++++ Material to process ++++
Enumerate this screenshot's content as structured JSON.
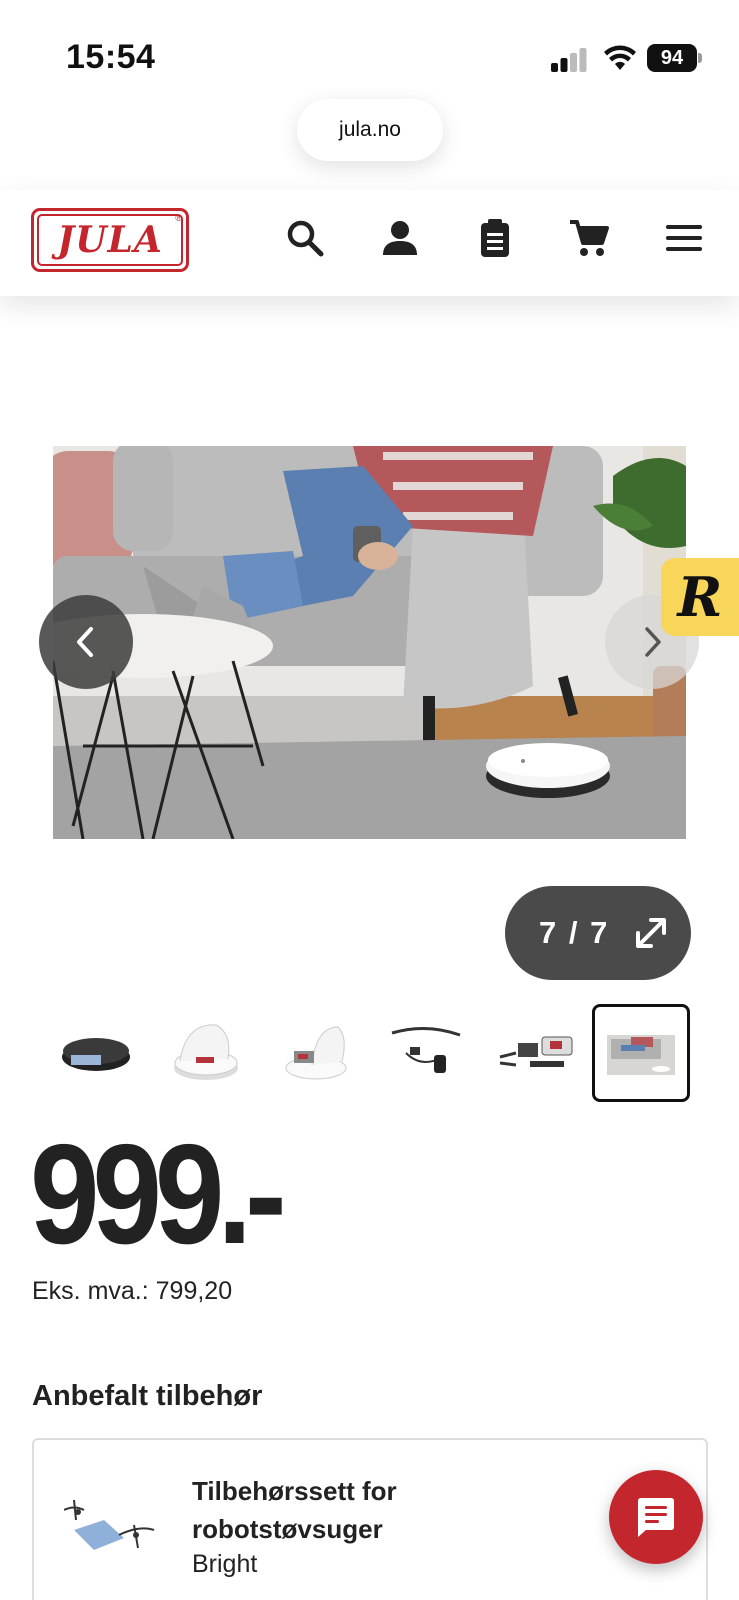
{
  "status_bar": {
    "time": "15:54",
    "battery": "94"
  },
  "browser": {
    "url": "jula.no"
  },
  "header": {
    "logo_text": "JULA",
    "logo_mark": "®",
    "icons": [
      "search-icon",
      "user-icon",
      "clipboard-icon",
      "cart-icon",
      "menu-icon"
    ]
  },
  "gallery": {
    "counter": "7 / 7",
    "current": 7,
    "total": 7,
    "widget_letter": "R"
  },
  "price": {
    "amount": "999.-",
    "ex_vat": "Eks. mva.: 799,20"
  },
  "accessories": {
    "heading": "Anbefalt tilbehør",
    "items": [
      {
        "title": "Tilbehørssett for robotstøvsuger",
        "subtitle": "Bright"
      }
    ]
  },
  "colors": {
    "brand_red": "#c4262e",
    "text": "#222222",
    "widget_yellow": "#f7d65a"
  }
}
++++
» **Written instruction**:
Each line in the records above should be reproduced exactly; images are not copied.

» **Response for this exercise**:
Enumerate this screenshot's content as structured JSON.
{
  "status_bar": {
    "time": "15:54",
    "battery": "94"
  },
  "browser": {
    "url": "jula.no"
  },
  "header": {
    "logo_text": "JULA",
    "logo_mark": "®",
    "icons": [
      "search-icon",
      "user-icon",
      "clipboard-icon",
      "cart-icon",
      "menu-icon"
    ]
  },
  "gallery": {
    "counter": "7 / 7",
    "current": 7,
    "total": 7,
    "widget_letter": "R"
  },
  "price": {
    "amount": "999.-",
    "ex_vat": "Eks. mva.: 799,20"
  },
  "accessories": {
    "heading": "Anbefalt tilbehør",
    "items": [
      {
        "title": "Tilbehørssett for robotstøvsuger",
        "subtitle": "Bright"
      }
    ]
  },
  "colors": {
    "brand_red": "#c4262e",
    "text": "#222222",
    "widget_yellow": "#f7d65a"
  }
}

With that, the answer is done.